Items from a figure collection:
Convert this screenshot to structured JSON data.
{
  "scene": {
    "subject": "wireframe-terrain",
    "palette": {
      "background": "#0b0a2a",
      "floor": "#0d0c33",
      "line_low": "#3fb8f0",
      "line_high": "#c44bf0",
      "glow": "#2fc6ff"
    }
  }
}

Written request:
Recopy the whole listing exactly.

Result:
Convert this screenshot to structured JSON data.
{
  "scene": {
    "subject": "wireframe-terrain",
    "palette": {
      "background": "#0b0a2a",
      "floor": "#0d0c33",
      "line_low": "#3fb8f0",
      "line_high": "#c44bf0",
      "glow": "#2fc6ff"
    }
  }
}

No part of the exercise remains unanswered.